__Required work__
Transcribe the records that follow. Keep every word exactly, and drop the pictures.

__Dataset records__
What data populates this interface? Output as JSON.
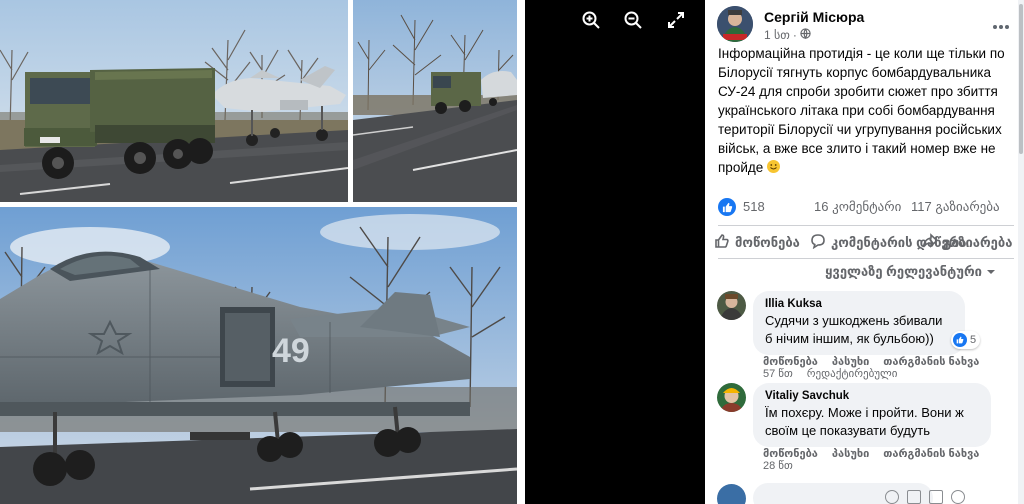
{
  "viewer": {
    "zoom_in_icon": "zoom-in-icon",
    "zoom_out_icon": "zoom-out-icon",
    "fullscreen_icon": "expand-icon"
  },
  "post": {
    "author": "Сергій Місюра",
    "time": "1 სთ",
    "audience_icon": "globe-icon",
    "text": "Інформаційна протидія - це коли ще тільки по Білорусії тягнуть корпус бомбардувальника СУ-24 для спроби зробити сюжет про збиття українського літака при собі бомбардування території Білорусії чи угрупування російських військ, а вже все злито і такий номер вже не пройде",
    "stats": {
      "likes": "518",
      "comments": "16 კომენტარი",
      "shares": "117 გაზიარება"
    },
    "actions": {
      "like": "მოწონება",
      "comment": "კომენტარის დაწერა",
      "share": "გაზიარება"
    },
    "sort_label": "ყველაზე რელევანტური"
  },
  "comments": [
    {
      "name": "Illia Kuksa",
      "text_line1": "Судячи з ушкоджень збивали",
      "text_line2": "б нічим іншим, як бульбою))",
      "reactions": "5",
      "actions": [
        "მოწონება",
        "პასუხი",
        "თარგმანის ნახვა"
      ],
      "time": "57 წთ",
      "edited": "რედაქტირებული"
    },
    {
      "name": "Vitaliy Savchuk",
      "text_line1": "Їм похєру. Може і пройти. Вони ж",
      "text_line2": "своїм це показувати будуть",
      "actions": [
        "მოწონება",
        "პასუხი",
        "თარგმანის ნახვა"
      ],
      "time": "28 წთ"
    }
  ],
  "photos": {
    "tail_number": "49"
  },
  "colors": {
    "accent": "#1877f2",
    "viewer_bg": "#000000",
    "bubble": "#f0f2f5"
  }
}
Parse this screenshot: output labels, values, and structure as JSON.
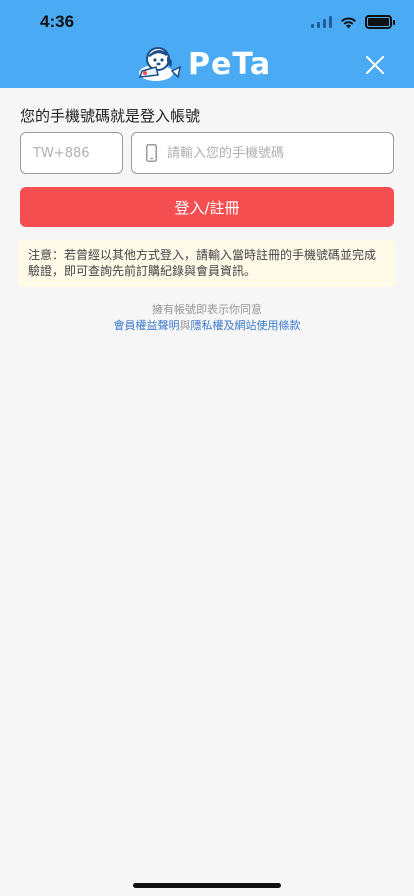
{
  "status_bar": {
    "time": "4:36"
  },
  "header": {
    "logo_text": "PeTa",
    "close_icon": "close-icon",
    "background_color": "#4aaaf4"
  },
  "login": {
    "title": "您的手機號碼就是登入帳號",
    "country_code_placeholder": "TW+886",
    "phone_placeholder": "請輸入您的手機號碼",
    "phone_icon": "mobile-phone-icon",
    "submit_label": "登入/註冊",
    "submit_color": "#f44e50"
  },
  "notice": {
    "text": "注意：若曾經以其他方式登入，請輸入當時註冊的手機號碼並完成驗證，即可查詢先前訂購紀錄與會員資訊。"
  },
  "terms": {
    "prefix": "擁有帳號即表示你同意",
    "link1": "會員權益聲明",
    "conjunction": "與",
    "link2": "隱私權及網站使用條款",
    "link_color": "#3d7bd0"
  }
}
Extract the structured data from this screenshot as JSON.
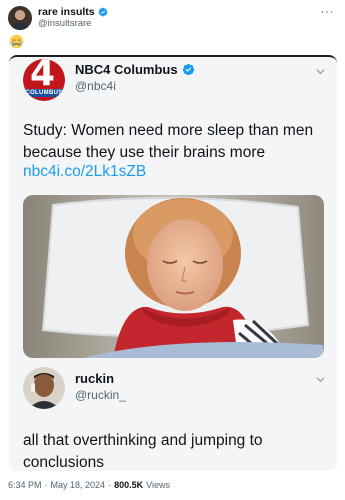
{
  "outer_tweet": {
    "author_name": "rare insults",
    "handle": "@insultsrare",
    "more_label": "···",
    "emoji_name": "crying-face-emoji",
    "footer": {
      "time": "6:34 PM",
      "sep1": "·",
      "date": "May 18, 2024",
      "sep2": "·",
      "views_count": "800.5K",
      "views_label": "Views"
    }
  },
  "quoted_tweet": {
    "author_name": "NBC4 Columbus",
    "handle": "@nbc4i",
    "avatar_number": "4",
    "avatar_band_text": "COLUMBUS",
    "text": "Study: Women need more sleep than men because they use their brains more",
    "link": "nbc4i.co/2Lk1sZB",
    "image_desc_icon": "sleeping-woman-photo"
  },
  "reply": {
    "author_name": "ruckin",
    "handle": "@ruckin_",
    "text": "all that overthinking and jumping to conclusions"
  },
  "colors": {
    "verified": "#1d9bf0",
    "link": "#1d9bf0",
    "muted": "#536471",
    "nbc_red": "#c2161d"
  }
}
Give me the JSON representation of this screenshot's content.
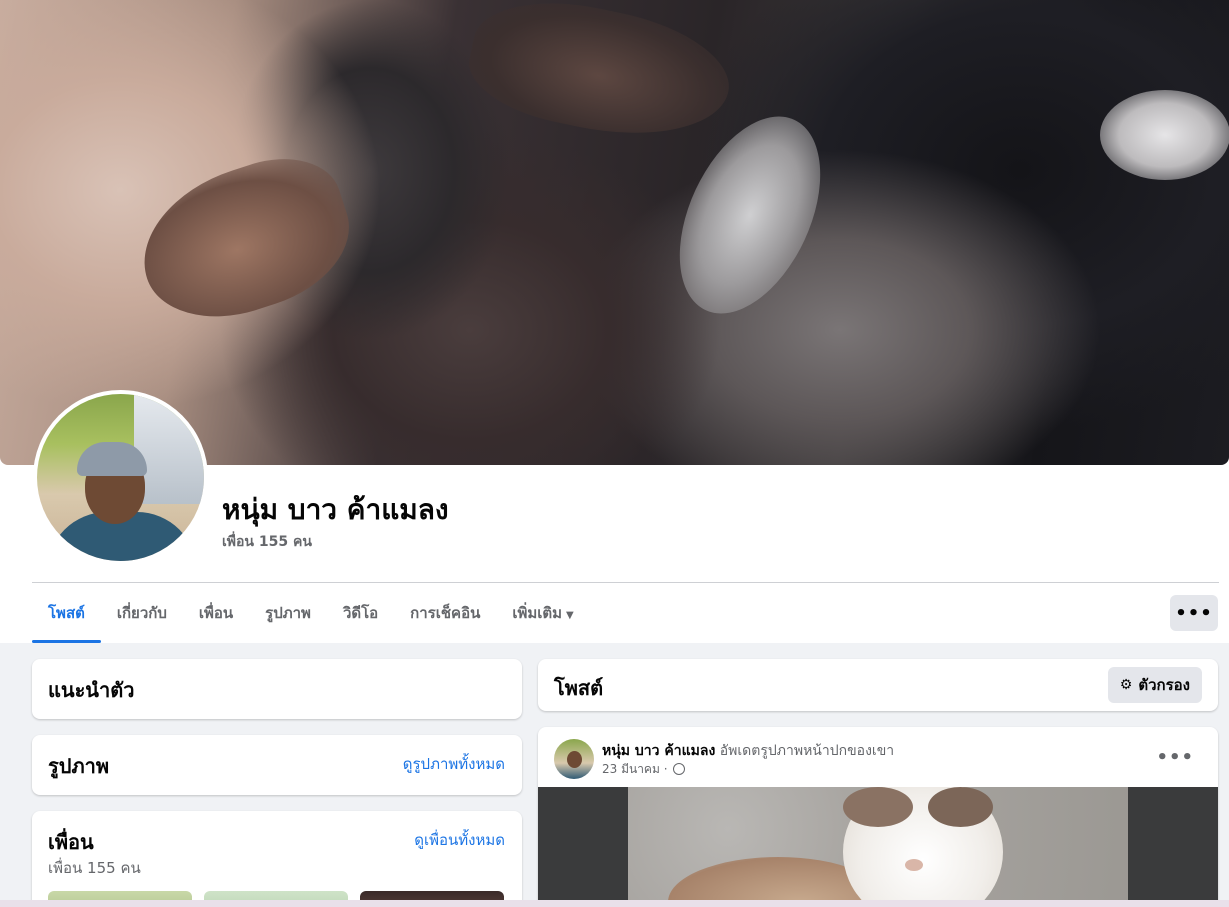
{
  "profile": {
    "name": "หนุ่ม บาว ค้าแมลง",
    "friends_count": "เพื่อน 155 คน"
  },
  "tabs": [
    {
      "label": "โพสต์",
      "active": true
    },
    {
      "label": "เกี่ยวกับ"
    },
    {
      "label": "เพื่อน"
    },
    {
      "label": "รูปภาพ"
    },
    {
      "label": "วิดีโอ"
    },
    {
      "label": "การเช็คอิน"
    },
    {
      "label": "เพิ่มเติม"
    }
  ],
  "more_menu_icon": "ellipsis-icon",
  "intro": {
    "title": "แนะนำตัว"
  },
  "photos": {
    "title": "รูปภาพ",
    "see_all": "ดูรูปภาพทั้งหมด"
  },
  "friends": {
    "title": "เพื่อน",
    "see_all": "ดูเพื่อนทั้งหมด",
    "count": "เพื่อน 155 คน"
  },
  "posts": {
    "title": "โพสต์",
    "filter_label": "ตัวกรอง"
  },
  "post": {
    "author": "หนุ่ม บาว ค้าแมลง",
    "action": "อัพเดตรูปภาพหน้าปกของเขา",
    "date": "23 มีนาคม",
    "separator": "·",
    "privacy_icon": "globe-icon"
  },
  "colors": {
    "accent": "#1b74e4",
    "background": "#f0f2f5",
    "secondary_text": "#65676b"
  }
}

__The result__
What data populates this interface? Output as JSON.
{
  "viewer": {
    "zoom_in_icon": "zoom-in-icon",
    "zoom_out_icon": "zoom-out-icon",
    "fullscreen_icon": "expand-icon"
  },
  "post": {
    "author": "Сергій Місюра",
    "time": "1 სთ",
    "audience_icon": "globe-icon",
    "text": "Інформаційна протидія - це коли ще тільки по Білорусії тягнуть корпус бомбардувальника СУ-24 для спроби зробити сюжет про збиття українського літака при собі бомбардування території Білорусії чи угрупування російських військ, а вже все злито і такий номер вже не пройде",
    "stats": {
      "likes": "518",
      "comments": "16 კომენტარი",
      "shares": "117 გაზიარება"
    },
    "actions": {
      "like": "მოწონება",
      "comment": "კომენტარის დაწერა",
      "share": "გაზიარება"
    },
    "sort_label": "ყველაზე რელევანტური"
  },
  "comments": [
    {
      "name": "Illia Kuksa",
      "text_line1": "Судячи з ушкоджень збивали",
      "text_line2": "б нічим іншим, як бульбою))",
      "reactions": "5",
      "actions": [
        "მოწონება",
        "პასუხი",
        "თარგმანის ნახვა"
      ],
      "time": "57 წთ",
      "edited": "რედაქტირებული"
    },
    {
      "name": "Vitaliy Savchuk",
      "text_line1": "Їм похєру. Може і пройти. Вони ж",
      "text_line2": "своїм це показувати будуть",
      "actions": [
        "მოწონება",
        "პასუხი",
        "თარგმანის ნახვა"
      ],
      "time": "28 წთ"
    }
  ],
  "photos": {
    "tail_number": "49"
  },
  "colors": {
    "accent": "#1877f2",
    "viewer_bg": "#000000",
    "bubble": "#f0f2f5"
  }
}
Parse this screenshot: output labels, values, and structure as JSON.
{
  "status_bar": {
    "time": "4:36"
  },
  "header": {
    "logo_text": "PeTa",
    "close_icon": "close-icon",
    "background_color": "#4aaaf4"
  },
  "login": {
    "title": "您的手機號碼就是登入帳號",
    "country_code_placeholder": "TW+886",
    "phone_placeholder": "請輸入您的手機號碼",
    "phone_icon": "mobile-phone-icon",
    "submit_label": "登入/註冊",
    "submit_color": "#f44e50"
  },
  "notice": {
    "text": "注意：若曾經以其他方式登入，請輸入當時註冊的手機號碼並完成驗證，即可查詢先前訂購紀錄與會員資訊。"
  },
  "terms": {
    "prefix": "擁有帳號即表示你同意",
    "link1": "會員權益聲明",
    "conjunction": "與",
    "link2": "隱私權及網站使用條款",
    "link_color": "#3d7bd0"
  }
}
Extract the structured data from this screenshot as JSON.
{
  "outer_tweet": {
    "author_name": "rare insults",
    "handle": "@insultsrare",
    "more_label": "···",
    "emoji_name": "crying-face-emoji",
    "footer": {
      "time": "6:34 PM",
      "sep1": "·",
      "date": "May 18, 2024",
      "sep2": "·",
      "views_count": "800.5K",
      "views_label": "Views"
    }
  },
  "quoted_tweet": {
    "author_name": "NBC4 Columbus",
    "handle": "@nbc4i",
    "avatar_number": "4",
    "avatar_band_text": "COLUMBUS",
    "text": "Study: Women need more sleep than men because they use their brains more",
    "link": "nbc4i.co/2Lk1sZB",
    "image_desc_icon": "sleeping-woman-photo"
  },
  "reply": {
    "author_name": "ruckin",
    "handle": "@ruckin_",
    "text": "all that overthinking and jumping to conclusions"
  },
  "colors": {
    "verified": "#1d9bf0",
    "link": "#1d9bf0",
    "muted": "#536471",
    "nbc_red": "#c2161d"
  }
}
Give me the JSON representation of this screenshot's content.
{
  "profile": {
    "name": "หนุ่ม บาว ค้าแมลง",
    "friends_count": "เพื่อน 155 คน"
  },
  "tabs": [
    {
      "label": "โพสต์",
      "active": true
    },
    {
      "label": "เกี่ยวกับ"
    },
    {
      "label": "เพื่อน"
    },
    {
      "label": "รูปภาพ"
    },
    {
      "label": "วิดีโอ"
    },
    {
      "label": "การเช็คอิน"
    },
    {
      "label": "เพิ่มเติม"
    }
  ],
  "more_menu_icon": "ellipsis-icon",
  "intro": {
    "title": "แนะนำตัว"
  },
  "photos": {
    "title": "รูปภาพ",
    "see_all": "ดูรูปภาพทั้งหมด"
  },
  "friends": {
    "title": "เพื่อน",
    "see_all": "ดูเพื่อนทั้งหมด",
    "count": "เพื่อน 155 คน"
  },
  "posts": {
    "title": "โพสต์",
    "filter_label": "ตัวกรอง"
  },
  "post": {
    "author": "หนุ่ม บาว ค้าแมลง",
    "action": "อัพเดตรูปภาพหน้าปกของเขา",
    "date": "23 มีนาคม",
    "separator": "·",
    "privacy_icon": "globe-icon"
  },
  "colors": {
    "accent": "#1b74e4",
    "background": "#f0f2f5",
    "secondary_text": "#65676b"
  }
}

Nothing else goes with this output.